■ **Given exercise**:
Your task is to copy each line that has the word "second".

■ **Records to use**:

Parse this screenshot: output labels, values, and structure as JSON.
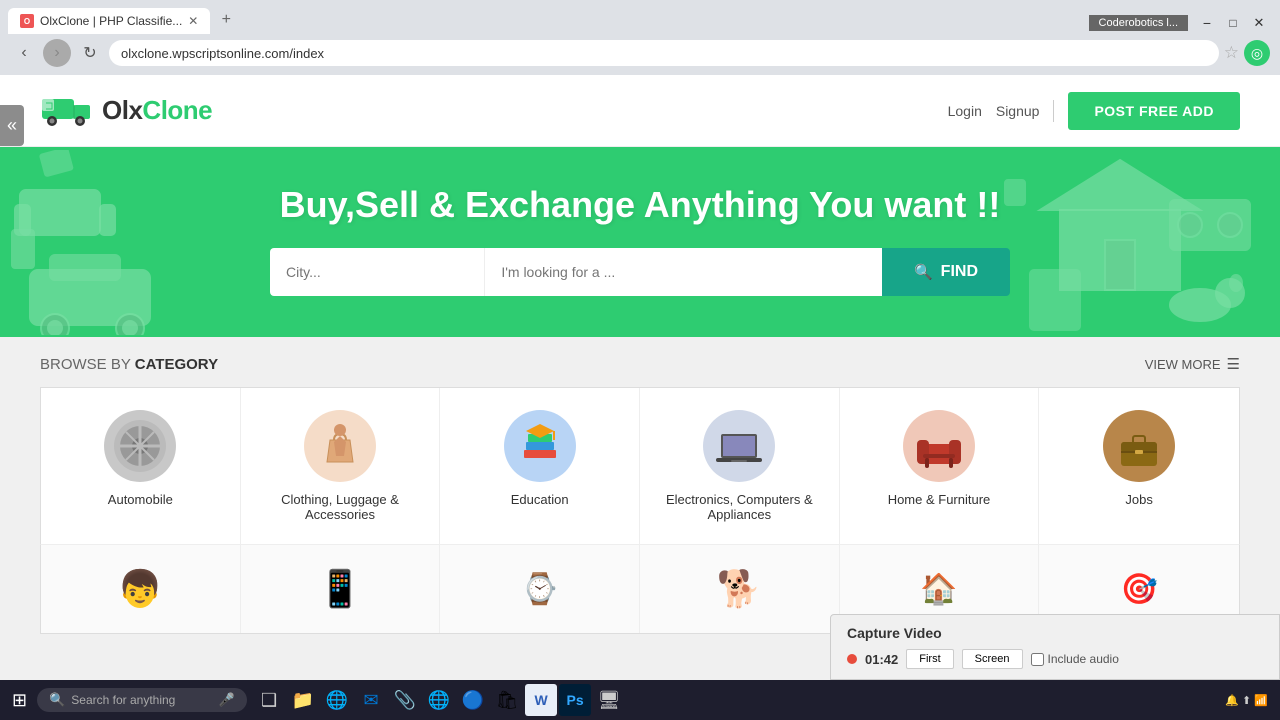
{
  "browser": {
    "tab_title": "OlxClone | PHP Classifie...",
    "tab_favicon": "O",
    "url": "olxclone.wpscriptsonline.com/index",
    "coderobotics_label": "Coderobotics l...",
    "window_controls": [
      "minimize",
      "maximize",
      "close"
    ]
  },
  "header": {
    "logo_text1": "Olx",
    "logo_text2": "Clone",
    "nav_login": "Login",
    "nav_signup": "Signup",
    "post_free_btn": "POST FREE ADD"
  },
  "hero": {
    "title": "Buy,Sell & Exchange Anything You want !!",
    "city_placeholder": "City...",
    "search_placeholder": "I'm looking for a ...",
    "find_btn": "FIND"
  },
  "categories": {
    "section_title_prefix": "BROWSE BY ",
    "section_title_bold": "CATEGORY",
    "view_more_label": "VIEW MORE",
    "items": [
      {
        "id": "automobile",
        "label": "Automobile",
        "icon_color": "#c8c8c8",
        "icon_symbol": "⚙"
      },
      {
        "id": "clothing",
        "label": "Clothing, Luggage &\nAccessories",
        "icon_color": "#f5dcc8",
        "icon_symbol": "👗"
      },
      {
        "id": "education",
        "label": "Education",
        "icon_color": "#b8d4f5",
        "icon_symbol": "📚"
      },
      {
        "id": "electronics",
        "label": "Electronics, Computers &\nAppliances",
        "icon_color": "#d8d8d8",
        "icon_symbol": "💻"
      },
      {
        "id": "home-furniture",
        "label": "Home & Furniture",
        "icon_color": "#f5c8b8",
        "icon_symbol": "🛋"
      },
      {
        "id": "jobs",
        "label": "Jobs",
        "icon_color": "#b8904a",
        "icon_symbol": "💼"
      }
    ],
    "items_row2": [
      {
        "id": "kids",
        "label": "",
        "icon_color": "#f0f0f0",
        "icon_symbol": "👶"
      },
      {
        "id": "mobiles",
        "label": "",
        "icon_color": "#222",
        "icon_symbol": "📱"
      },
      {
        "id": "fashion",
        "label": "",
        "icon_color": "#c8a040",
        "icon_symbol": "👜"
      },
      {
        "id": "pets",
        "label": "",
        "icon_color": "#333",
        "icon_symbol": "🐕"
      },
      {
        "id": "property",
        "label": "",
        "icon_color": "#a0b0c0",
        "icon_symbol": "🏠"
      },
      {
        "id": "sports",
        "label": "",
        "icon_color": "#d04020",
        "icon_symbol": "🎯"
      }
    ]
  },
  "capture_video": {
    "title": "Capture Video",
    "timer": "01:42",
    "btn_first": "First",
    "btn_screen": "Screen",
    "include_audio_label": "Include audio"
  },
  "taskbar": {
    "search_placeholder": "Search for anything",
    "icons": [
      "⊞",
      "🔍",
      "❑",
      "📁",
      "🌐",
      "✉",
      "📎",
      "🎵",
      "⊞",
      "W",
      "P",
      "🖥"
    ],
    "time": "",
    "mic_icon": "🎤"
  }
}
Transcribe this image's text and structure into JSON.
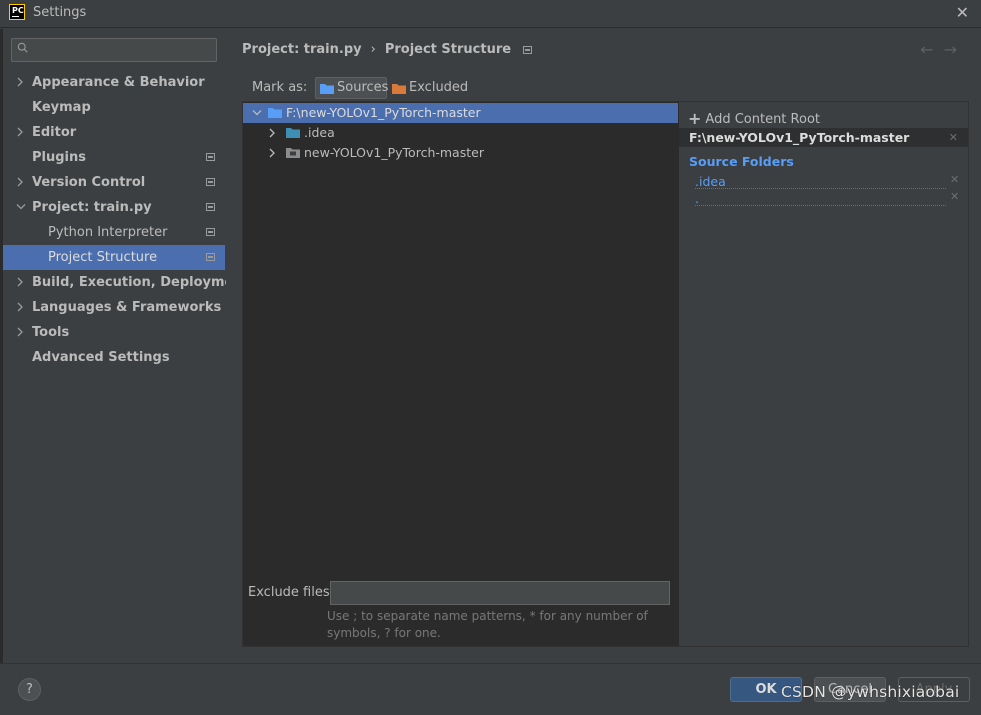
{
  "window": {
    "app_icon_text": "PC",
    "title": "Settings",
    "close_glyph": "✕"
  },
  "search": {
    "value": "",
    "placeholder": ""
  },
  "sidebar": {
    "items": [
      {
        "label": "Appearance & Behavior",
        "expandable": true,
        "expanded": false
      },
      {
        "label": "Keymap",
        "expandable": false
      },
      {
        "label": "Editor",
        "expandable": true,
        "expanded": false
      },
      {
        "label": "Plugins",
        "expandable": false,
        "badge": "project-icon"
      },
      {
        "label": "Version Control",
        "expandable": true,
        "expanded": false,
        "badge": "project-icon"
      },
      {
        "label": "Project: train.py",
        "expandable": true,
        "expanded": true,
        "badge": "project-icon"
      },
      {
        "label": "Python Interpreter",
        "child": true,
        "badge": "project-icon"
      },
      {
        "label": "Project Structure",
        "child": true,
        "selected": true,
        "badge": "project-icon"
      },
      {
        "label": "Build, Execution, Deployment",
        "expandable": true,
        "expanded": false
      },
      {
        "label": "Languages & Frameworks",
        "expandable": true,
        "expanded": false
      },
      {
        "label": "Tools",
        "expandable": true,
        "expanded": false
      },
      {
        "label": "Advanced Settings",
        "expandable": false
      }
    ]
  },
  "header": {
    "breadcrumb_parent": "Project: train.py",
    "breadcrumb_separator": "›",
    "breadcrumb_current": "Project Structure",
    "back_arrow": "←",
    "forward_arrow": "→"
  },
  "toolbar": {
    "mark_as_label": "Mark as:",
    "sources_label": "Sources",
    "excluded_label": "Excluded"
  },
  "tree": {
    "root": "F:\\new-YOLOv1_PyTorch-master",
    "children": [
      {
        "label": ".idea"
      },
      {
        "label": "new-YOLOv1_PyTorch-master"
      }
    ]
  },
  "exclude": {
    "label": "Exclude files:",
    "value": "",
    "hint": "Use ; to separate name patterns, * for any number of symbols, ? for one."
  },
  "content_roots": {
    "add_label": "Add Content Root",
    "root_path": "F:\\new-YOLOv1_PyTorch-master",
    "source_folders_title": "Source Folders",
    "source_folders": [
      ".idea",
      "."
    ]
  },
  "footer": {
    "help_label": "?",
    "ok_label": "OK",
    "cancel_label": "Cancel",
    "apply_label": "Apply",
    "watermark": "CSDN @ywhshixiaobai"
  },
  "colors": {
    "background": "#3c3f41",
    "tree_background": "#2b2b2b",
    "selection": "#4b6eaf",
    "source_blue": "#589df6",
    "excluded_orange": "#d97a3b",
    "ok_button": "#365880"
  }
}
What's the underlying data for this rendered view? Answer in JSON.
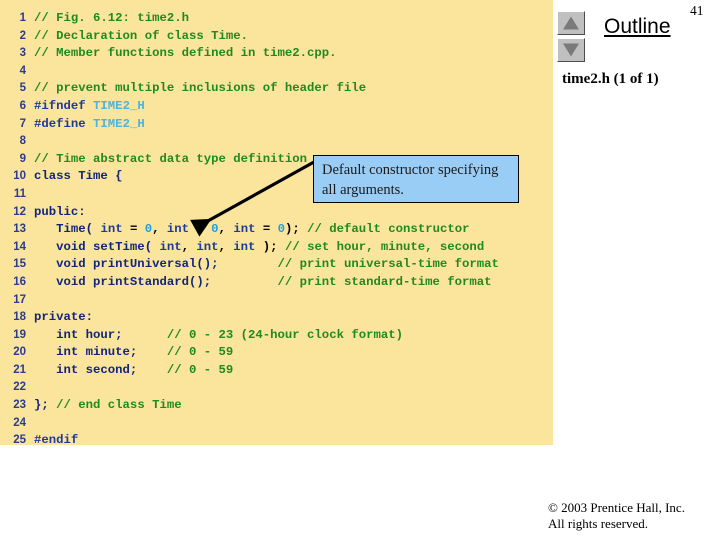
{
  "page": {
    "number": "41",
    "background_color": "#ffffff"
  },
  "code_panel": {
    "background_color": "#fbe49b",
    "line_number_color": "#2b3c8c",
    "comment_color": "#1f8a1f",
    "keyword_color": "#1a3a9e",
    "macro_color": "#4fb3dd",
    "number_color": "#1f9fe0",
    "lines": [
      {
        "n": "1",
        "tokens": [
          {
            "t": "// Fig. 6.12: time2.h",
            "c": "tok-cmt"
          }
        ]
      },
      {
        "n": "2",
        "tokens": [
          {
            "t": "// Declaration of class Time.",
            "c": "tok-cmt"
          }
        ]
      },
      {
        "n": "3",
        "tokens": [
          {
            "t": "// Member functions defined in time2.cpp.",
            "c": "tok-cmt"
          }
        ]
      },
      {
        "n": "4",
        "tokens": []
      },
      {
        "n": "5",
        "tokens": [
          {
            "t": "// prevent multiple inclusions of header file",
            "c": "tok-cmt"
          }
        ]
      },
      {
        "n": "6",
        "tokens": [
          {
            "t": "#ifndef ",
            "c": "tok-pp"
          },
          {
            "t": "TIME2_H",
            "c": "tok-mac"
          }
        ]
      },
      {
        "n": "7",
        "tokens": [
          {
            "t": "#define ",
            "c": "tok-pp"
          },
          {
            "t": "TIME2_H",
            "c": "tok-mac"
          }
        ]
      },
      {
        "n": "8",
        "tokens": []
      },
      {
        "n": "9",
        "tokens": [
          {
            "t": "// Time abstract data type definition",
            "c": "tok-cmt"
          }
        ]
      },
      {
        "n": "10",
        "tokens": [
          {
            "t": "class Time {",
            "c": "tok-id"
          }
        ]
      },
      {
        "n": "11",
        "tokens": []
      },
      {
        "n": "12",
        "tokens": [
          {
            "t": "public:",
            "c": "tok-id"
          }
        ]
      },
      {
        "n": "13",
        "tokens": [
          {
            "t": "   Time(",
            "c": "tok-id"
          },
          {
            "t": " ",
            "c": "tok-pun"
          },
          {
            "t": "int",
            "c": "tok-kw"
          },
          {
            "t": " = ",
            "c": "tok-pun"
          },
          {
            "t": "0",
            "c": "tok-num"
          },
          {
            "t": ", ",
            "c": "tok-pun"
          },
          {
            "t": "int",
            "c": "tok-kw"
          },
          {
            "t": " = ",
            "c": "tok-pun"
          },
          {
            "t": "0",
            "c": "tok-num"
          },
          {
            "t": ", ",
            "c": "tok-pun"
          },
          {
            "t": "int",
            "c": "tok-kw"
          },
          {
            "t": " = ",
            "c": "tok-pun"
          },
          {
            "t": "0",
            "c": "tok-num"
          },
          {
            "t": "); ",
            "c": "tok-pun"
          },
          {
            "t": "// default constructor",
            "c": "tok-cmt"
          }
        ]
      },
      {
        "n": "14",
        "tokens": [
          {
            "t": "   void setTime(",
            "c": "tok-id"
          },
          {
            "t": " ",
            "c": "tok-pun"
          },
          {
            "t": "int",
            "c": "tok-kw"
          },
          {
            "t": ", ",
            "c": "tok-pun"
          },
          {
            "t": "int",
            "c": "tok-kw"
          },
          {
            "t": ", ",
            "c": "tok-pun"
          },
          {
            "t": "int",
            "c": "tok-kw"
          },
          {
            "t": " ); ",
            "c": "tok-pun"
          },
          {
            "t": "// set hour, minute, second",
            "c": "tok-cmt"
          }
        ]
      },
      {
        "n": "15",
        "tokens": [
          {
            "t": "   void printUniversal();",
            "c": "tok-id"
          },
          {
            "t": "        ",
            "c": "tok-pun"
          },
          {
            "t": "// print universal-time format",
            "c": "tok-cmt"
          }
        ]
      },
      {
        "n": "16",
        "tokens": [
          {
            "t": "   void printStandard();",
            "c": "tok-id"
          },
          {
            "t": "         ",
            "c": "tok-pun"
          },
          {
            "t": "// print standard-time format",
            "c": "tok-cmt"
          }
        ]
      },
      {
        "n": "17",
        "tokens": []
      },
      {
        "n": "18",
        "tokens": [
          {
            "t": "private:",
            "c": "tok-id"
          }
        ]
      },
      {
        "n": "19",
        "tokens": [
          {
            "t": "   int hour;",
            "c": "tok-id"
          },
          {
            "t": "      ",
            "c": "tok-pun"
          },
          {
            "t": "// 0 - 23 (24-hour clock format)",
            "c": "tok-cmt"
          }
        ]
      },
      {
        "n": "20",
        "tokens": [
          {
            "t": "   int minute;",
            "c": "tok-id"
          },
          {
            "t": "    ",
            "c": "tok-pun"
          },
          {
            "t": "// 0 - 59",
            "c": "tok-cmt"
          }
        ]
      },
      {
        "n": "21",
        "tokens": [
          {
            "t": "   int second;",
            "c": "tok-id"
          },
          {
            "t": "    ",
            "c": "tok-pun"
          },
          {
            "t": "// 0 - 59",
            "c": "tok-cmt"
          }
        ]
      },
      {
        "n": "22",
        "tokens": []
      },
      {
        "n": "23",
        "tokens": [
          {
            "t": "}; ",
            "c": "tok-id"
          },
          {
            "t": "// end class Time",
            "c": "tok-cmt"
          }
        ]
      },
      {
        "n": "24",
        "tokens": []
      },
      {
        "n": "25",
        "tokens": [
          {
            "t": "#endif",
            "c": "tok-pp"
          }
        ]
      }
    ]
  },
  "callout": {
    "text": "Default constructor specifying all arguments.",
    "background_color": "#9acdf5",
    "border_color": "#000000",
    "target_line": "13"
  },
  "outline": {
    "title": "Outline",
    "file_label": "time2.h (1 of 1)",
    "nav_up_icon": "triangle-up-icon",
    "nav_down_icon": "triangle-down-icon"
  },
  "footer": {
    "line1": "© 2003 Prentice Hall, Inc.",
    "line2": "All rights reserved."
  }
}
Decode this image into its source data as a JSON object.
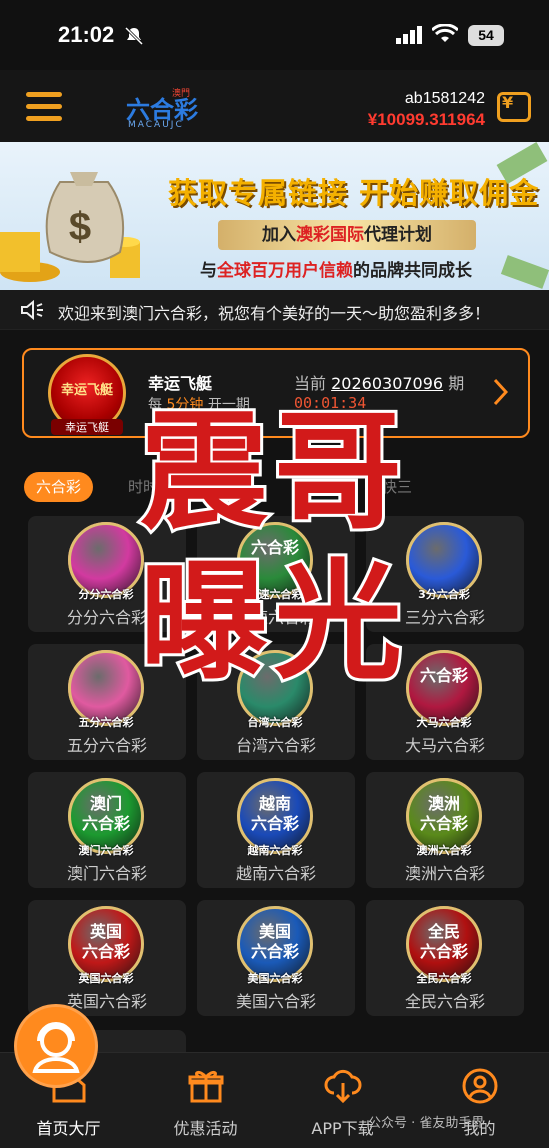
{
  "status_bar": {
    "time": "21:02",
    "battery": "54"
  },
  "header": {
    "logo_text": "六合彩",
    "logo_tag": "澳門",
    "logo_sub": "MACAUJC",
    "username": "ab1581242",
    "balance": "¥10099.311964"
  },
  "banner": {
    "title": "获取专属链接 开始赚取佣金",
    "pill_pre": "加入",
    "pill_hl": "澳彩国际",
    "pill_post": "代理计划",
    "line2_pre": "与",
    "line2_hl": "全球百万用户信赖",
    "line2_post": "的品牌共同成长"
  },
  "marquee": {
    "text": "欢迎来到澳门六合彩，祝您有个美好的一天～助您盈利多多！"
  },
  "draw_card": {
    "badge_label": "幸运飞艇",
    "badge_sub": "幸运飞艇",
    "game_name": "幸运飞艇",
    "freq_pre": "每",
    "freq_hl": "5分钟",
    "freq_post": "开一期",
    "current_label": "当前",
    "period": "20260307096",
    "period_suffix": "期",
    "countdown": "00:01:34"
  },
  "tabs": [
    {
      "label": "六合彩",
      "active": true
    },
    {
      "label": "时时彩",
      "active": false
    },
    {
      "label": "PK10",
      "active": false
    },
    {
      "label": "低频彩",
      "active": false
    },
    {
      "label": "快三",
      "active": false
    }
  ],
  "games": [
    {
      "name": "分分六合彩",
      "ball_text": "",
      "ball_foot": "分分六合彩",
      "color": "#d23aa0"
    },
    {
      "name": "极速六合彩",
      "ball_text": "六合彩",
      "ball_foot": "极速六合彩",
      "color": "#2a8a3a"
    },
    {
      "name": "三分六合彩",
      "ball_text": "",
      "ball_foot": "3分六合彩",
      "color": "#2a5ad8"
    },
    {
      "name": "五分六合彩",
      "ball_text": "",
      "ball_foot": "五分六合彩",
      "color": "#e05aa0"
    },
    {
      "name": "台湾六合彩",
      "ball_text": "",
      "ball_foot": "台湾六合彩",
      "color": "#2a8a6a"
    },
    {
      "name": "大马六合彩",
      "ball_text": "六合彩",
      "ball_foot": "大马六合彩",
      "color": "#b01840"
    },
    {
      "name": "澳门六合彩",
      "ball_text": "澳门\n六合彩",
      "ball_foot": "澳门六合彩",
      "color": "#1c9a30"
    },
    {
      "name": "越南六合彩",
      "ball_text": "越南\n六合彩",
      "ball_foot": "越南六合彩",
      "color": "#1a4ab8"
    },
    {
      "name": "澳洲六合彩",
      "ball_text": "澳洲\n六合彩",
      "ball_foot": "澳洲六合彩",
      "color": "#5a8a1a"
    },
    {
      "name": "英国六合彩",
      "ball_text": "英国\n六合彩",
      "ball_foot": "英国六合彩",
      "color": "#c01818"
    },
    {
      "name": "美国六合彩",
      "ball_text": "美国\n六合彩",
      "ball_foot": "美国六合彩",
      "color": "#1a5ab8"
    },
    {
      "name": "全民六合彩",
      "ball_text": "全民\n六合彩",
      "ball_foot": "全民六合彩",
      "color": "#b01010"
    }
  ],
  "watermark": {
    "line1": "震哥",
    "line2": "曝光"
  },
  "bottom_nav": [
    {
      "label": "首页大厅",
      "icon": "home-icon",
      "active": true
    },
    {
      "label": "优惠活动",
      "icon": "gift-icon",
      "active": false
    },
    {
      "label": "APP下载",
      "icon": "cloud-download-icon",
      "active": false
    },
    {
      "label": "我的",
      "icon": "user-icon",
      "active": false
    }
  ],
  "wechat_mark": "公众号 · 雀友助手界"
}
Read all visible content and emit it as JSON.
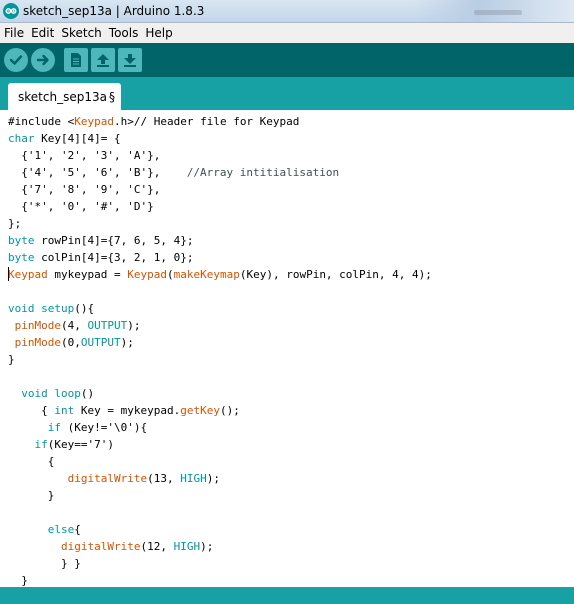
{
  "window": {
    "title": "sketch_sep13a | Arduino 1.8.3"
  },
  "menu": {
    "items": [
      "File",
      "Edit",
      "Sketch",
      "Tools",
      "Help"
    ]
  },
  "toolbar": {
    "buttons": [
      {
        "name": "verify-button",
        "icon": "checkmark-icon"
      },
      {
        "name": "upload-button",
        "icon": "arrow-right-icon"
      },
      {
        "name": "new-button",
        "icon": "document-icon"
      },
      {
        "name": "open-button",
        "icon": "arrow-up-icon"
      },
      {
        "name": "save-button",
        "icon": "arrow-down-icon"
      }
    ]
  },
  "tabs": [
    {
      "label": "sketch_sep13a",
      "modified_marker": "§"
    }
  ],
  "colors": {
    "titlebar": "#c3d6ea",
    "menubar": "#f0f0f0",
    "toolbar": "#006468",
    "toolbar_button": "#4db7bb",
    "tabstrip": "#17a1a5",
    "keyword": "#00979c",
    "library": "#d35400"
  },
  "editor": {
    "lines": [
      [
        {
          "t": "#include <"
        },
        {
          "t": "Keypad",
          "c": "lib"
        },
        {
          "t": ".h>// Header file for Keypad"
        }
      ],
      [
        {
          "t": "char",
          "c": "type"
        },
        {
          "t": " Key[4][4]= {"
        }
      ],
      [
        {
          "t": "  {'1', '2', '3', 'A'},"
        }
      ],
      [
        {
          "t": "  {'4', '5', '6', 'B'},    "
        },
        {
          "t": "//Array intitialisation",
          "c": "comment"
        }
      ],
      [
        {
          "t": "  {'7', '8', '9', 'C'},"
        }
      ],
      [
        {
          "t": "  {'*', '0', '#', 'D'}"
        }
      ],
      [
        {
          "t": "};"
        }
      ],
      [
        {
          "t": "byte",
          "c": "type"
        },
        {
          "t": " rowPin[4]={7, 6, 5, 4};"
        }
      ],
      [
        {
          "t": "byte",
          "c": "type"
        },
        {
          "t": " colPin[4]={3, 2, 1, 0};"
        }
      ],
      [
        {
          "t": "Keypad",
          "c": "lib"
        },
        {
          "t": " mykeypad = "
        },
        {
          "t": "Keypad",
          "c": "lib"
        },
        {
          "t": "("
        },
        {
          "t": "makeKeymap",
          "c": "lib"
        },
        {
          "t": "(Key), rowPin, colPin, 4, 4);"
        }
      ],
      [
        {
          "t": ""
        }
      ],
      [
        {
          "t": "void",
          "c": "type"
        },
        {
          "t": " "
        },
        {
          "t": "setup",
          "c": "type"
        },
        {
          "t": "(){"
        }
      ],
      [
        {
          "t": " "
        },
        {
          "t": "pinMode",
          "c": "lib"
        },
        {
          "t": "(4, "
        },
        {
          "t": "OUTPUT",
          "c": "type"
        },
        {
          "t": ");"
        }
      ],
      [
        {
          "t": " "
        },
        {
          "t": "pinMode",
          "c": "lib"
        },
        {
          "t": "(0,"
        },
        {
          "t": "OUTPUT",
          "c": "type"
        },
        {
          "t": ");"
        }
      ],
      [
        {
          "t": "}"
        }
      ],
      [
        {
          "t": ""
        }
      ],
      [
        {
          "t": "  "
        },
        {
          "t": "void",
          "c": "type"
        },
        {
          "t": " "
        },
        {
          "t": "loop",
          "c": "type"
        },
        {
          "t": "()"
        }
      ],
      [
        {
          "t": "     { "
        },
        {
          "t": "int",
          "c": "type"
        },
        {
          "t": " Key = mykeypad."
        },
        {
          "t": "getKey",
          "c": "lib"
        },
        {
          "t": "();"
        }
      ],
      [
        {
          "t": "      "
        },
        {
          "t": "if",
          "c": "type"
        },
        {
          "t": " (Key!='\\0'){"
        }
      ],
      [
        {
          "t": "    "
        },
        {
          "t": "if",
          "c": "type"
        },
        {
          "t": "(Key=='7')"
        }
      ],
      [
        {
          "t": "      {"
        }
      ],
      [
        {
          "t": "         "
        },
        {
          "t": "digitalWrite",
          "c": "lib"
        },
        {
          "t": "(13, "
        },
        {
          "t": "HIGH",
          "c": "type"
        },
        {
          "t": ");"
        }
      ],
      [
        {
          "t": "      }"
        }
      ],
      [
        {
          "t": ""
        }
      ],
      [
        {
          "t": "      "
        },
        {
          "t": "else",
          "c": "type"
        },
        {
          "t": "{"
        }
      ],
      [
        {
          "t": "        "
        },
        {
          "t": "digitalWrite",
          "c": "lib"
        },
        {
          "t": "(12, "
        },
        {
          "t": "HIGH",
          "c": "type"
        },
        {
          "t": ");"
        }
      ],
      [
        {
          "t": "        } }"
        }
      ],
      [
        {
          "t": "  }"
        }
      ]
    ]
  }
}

■ **Response to the exercise**:
            "t": "// set hour, minute, second",
            "t": "   int second;",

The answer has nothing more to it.